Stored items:
-- start --

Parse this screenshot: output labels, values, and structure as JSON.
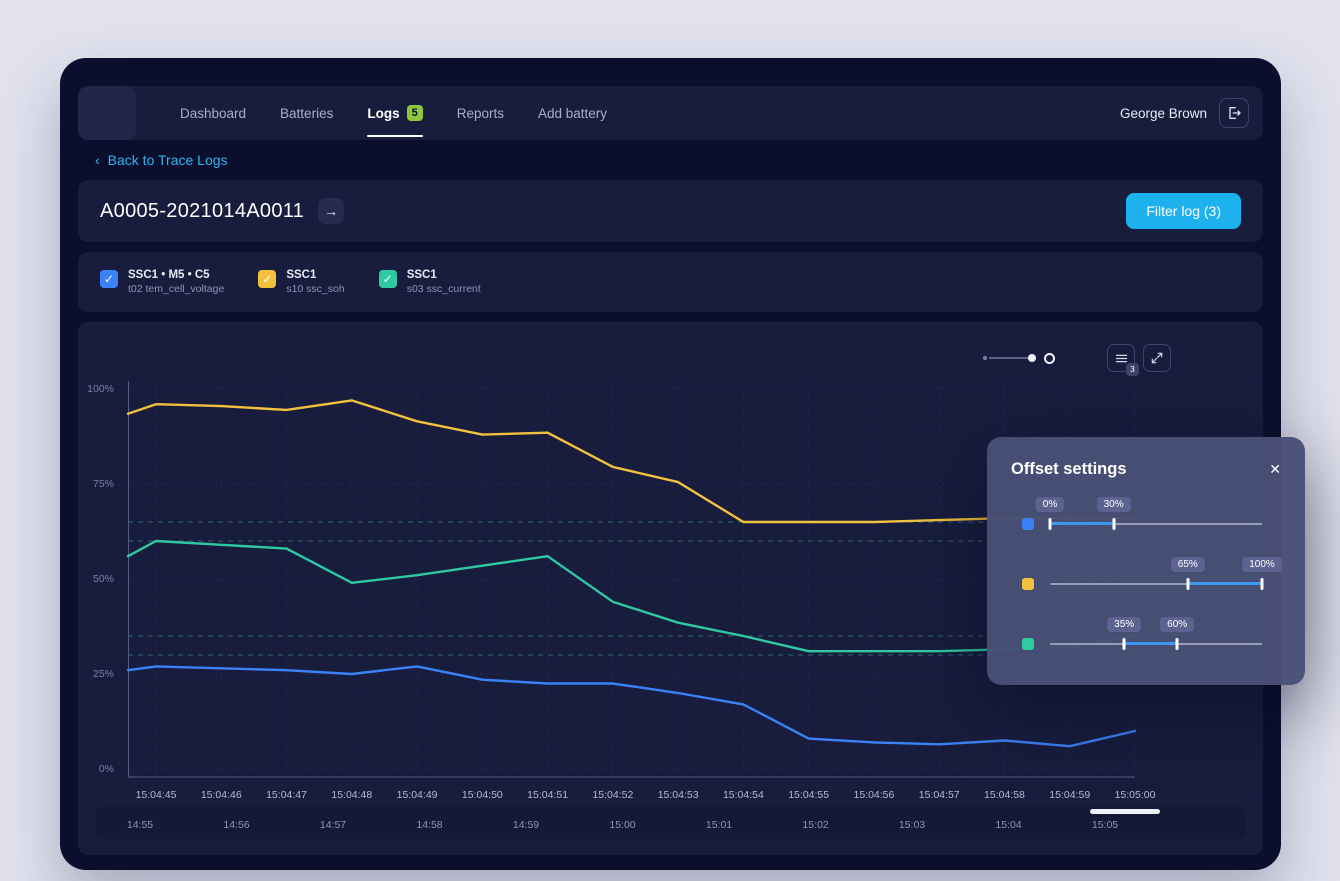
{
  "icons": {
    "back_chevron": "‹",
    "arrow_right": "→",
    "close": "✕",
    "check": "✓"
  },
  "header": {
    "nav": [
      {
        "label": "Dashboard",
        "active": false,
        "badge": null
      },
      {
        "label": "Batteries",
        "active": false,
        "badge": null
      },
      {
        "label": "Logs",
        "active": true,
        "badge": "5"
      },
      {
        "label": "Reports",
        "active": false,
        "badge": null
      },
      {
        "label": "Add battery",
        "active": false,
        "badge": null
      }
    ],
    "user": "George Brown"
  },
  "back_link": "Back to Trace Logs",
  "title_bar": {
    "title": "A0005-2021014A0011",
    "filter_button": "Filter log (3)"
  },
  "legend": {
    "items": [
      {
        "color": "#3b82f6",
        "name": "SSC1 • M5 • C5",
        "sub": "t02 tem_cell_voltage"
      },
      {
        "color": "#f2c13d",
        "name": "SSC1",
        "sub": "s10 ssc_soh"
      },
      {
        "color": "#2fc9a2",
        "name": "SSC1",
        "sub": "s03 ssc_current"
      }
    ]
  },
  "chart_controls": {
    "count_badge": "3"
  },
  "chart_data": {
    "type": "line",
    "x_ticks": [
      "15:04:45",
      "15:04:46",
      "15:04:47",
      "15:04:48",
      "15:04:49",
      "15:04:50",
      "15:04:51",
      "15:04:52",
      "15:04:53",
      "15:04:54",
      "15:04:55",
      "15:04:56",
      "15:04:57",
      "15:04:58",
      "15:04:59",
      "15:05:00"
    ],
    "y_ticks": [
      {
        "v": 0,
        "label": "0%"
      },
      {
        "v": 25,
        "label": "25%"
      },
      {
        "v": 50,
        "label": "50%"
      },
      {
        "v": 75,
        "label": "75%"
      },
      {
        "v": 100,
        "label": "100%"
      }
    ],
    "ylim": [
      0,
      100
    ],
    "grid": true,
    "reference_lines": [
      65,
      60,
      35,
      30
    ],
    "series": [
      {
        "name": "s10 ssc_soh",
        "color": "#f2c13d",
        "edge_value": 93.5,
        "values": [
          96,
          95.5,
          94.5,
          97,
          91.5,
          88,
          88.5,
          79.5,
          75.5,
          65,
          65,
          65,
          65.5,
          66,
          66,
          66
        ]
      },
      {
        "name": "s03 ssc_current",
        "color": "#2fc9a2",
        "edge_value": 56,
        "values": [
          60,
          59,
          58,
          49,
          51,
          53.5,
          56,
          44,
          38.5,
          35,
          31,
          31,
          31,
          31.5,
          32,
          35
        ]
      },
      {
        "name": "t02 tem_cell_voltage",
        "color": "#3b82f6",
        "edge_value": 26,
        "values": [
          27,
          26.5,
          26,
          25,
          27,
          23.5,
          22.5,
          22.5,
          20,
          17,
          8,
          7,
          6.5,
          7.5,
          6,
          10
        ]
      }
    ]
  },
  "timeline": {
    "labels": [
      "14:55",
      "14:56",
      "14:57",
      "14:58",
      "14:59",
      "15:00",
      "15:01",
      "15:02",
      "15:03",
      "15:04",
      "15:05"
    ]
  },
  "offset_panel": {
    "title": "Offset settings",
    "accent": "#3b9af0",
    "sliders": [
      {
        "color": "#3b82f6",
        "min": 0,
        "max": 30
      },
      {
        "color": "#f2c13d",
        "min": 65,
        "max": 100
      },
      {
        "color": "#2fc9a2",
        "min": 35,
        "max": 60
      }
    ]
  }
}
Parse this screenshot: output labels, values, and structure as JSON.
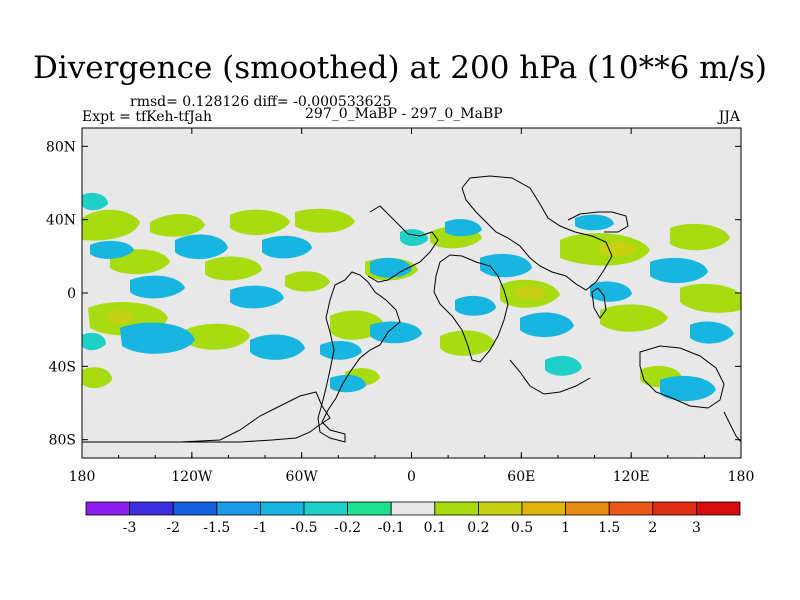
{
  "title": "Divergence (smoothed) at 200 hPa (10**6 m/s)",
  "stats": "rmsd= 0.128126 diff= -0.000533625",
  "expt": "Expt = tfKeh-tfJah",
  "center_label": "297_0_MaBP - 297_0_MaBP",
  "season": "JJA",
  "colors": {
    "background_field": "#e8e8e8",
    "coastline": "#000000"
  },
  "map": {
    "projection": "cylindrical equidistant",
    "lon_range": [
      -180,
      180
    ],
    "lat_range": [
      -90,
      90
    ],
    "x_ticks": [
      "180",
      "120W",
      "60W",
      "0",
      "60E",
      "120E",
      "180"
    ],
    "y_ticks": [
      "80N",
      "40N",
      "0",
      "40S",
      "80S"
    ]
  },
  "colorbar": {
    "labels": [
      "-3",
      "-2",
      "-1.5",
      "-1",
      "-0.5",
      "-0.2",
      "-0.1",
      "0.1",
      "0.2",
      "0.5",
      "1",
      "1.5",
      "2",
      "3"
    ],
    "colors": [
      "#8c1df0",
      "#3d2de0",
      "#1360e0",
      "#1a9ae8",
      "#16b6e0",
      "#1ed0c8",
      "#1fe08e",
      "#e8e8e8",
      "#a6dc10",
      "#c8d014",
      "#e0b40c",
      "#e88a10",
      "#e85814",
      "#e02c10",
      "#d80c0c"
    ]
  }
}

-- end --

Given exercise
Scan the lines for the string "Logs". Copy out each line that matches.

Written solution
        "label": "Logs",
  "back_link": "Back to Trace Logs",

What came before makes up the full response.